• _WORK TO BE COMPLETED_
Please transcribe the passage on Seattle's camping protections bill from "But the released" to "controversy over encampments." word for word.

While Mayor Ed Murray is working to implement a plan he says could see all unsheltered residents housed by 2017, untold numbers of people continue to live on Seattle’s sidewalks and in public green spaces, and presumably would continue to do so if Murray’s plan falls short.

A bill making its way though City Council is seeking to give more protections to those people living on public property, requiring in some instances that they are offered an adequate and available place to stay before being removed. Supporters, including District 3 representative Kshama Sawant, say the alternative is to keep shuffling people around without any long term solution.

Drafted by the ACLU and introduced by Council member Mike O’Brien, the bill has stirred up controversy in City Hall for detracting from Murray’s focus on getting all unsheltered residents into permanent housing.

The pot was given another stir over the weekend as draft maps were released by Seattle’s parks and transportation departments showing where the extended protections would apply under O’Brien’s plan.

But the released maps fail to show the areas that could be taken off the list due to unsafe or unsuitable conditions.

As the fine print on one of the maps notes, further analysis would be required to “verify potentially unsuitable areas or the presence of environmentally critical areas or other use restriction.”

seattlehomelesscampingmapmap-of-industrial-streets-and-streets-adjacent-to-public-propertyAs is, the maps show camping protections extended to hundreds miles of sidewalks and thousands of acres of public green space, including some areas on Capitol Hill already mired in controversy over encampments.

• _PROVIDED MATERIAL_
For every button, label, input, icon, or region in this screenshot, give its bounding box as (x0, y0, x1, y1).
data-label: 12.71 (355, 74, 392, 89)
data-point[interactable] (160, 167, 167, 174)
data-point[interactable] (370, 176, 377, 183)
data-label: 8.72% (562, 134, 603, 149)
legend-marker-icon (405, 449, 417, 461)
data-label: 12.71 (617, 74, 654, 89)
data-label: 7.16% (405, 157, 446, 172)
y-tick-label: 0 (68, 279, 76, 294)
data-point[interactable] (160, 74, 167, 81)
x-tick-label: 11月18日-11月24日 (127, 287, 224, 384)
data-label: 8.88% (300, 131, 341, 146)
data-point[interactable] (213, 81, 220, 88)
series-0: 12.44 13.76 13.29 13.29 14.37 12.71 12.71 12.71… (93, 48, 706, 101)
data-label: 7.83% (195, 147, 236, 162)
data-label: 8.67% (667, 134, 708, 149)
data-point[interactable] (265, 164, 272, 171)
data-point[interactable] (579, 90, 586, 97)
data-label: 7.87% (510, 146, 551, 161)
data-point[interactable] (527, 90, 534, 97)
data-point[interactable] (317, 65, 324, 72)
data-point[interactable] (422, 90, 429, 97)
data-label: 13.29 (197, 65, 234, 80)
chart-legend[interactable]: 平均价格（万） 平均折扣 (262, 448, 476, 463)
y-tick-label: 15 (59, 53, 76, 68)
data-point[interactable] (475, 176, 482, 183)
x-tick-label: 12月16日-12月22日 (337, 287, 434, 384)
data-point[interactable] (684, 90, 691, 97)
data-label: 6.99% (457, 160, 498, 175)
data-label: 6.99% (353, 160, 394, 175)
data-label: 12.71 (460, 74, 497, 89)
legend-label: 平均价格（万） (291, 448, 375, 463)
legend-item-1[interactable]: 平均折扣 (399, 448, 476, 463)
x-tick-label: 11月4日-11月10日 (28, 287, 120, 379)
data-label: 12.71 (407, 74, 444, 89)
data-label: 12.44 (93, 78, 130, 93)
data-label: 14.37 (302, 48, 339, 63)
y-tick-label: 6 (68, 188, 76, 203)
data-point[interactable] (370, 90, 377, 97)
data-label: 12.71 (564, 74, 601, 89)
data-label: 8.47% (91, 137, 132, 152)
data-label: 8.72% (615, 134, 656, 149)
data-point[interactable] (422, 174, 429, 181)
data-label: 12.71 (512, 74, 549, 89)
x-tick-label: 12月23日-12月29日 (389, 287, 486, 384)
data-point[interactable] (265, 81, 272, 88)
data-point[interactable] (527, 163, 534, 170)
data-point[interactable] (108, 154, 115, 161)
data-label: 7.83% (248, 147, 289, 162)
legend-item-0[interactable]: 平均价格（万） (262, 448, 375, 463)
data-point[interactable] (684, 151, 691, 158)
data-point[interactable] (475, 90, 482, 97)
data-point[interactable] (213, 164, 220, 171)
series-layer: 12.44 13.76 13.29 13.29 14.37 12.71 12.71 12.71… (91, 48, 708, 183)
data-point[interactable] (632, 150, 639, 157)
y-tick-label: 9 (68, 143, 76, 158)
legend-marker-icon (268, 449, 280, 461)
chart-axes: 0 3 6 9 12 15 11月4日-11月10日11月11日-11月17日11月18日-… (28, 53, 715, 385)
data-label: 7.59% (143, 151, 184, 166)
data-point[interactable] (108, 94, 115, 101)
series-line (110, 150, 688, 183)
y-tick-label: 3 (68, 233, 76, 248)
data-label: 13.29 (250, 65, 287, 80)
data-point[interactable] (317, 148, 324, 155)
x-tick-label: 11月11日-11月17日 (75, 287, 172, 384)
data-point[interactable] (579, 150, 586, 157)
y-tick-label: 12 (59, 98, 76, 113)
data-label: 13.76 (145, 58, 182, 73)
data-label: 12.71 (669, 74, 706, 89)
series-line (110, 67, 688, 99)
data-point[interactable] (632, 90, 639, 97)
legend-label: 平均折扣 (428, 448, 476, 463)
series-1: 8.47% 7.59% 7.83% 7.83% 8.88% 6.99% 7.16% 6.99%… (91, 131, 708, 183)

• _ANSWER FOR THIS EXERCISE_
But the released maps fail to show the areas that could be taken off the list due to unsafe or unsuitable conditions.

As the fine print on one of the maps notes, further analysis would be required to “verify potentially unsuitable areas or the presence of environmentally critical areas or other use restriction.”

seattlehomelesscampingmapmap-of-industrial-streets-and-streets-adjacent-to-public-propertyAs is, the maps show camping protections extended to hundreds miles of sidewalks and thousands of acres of public green space, including some areas on Capitol Hill already mired in controversy over encampments.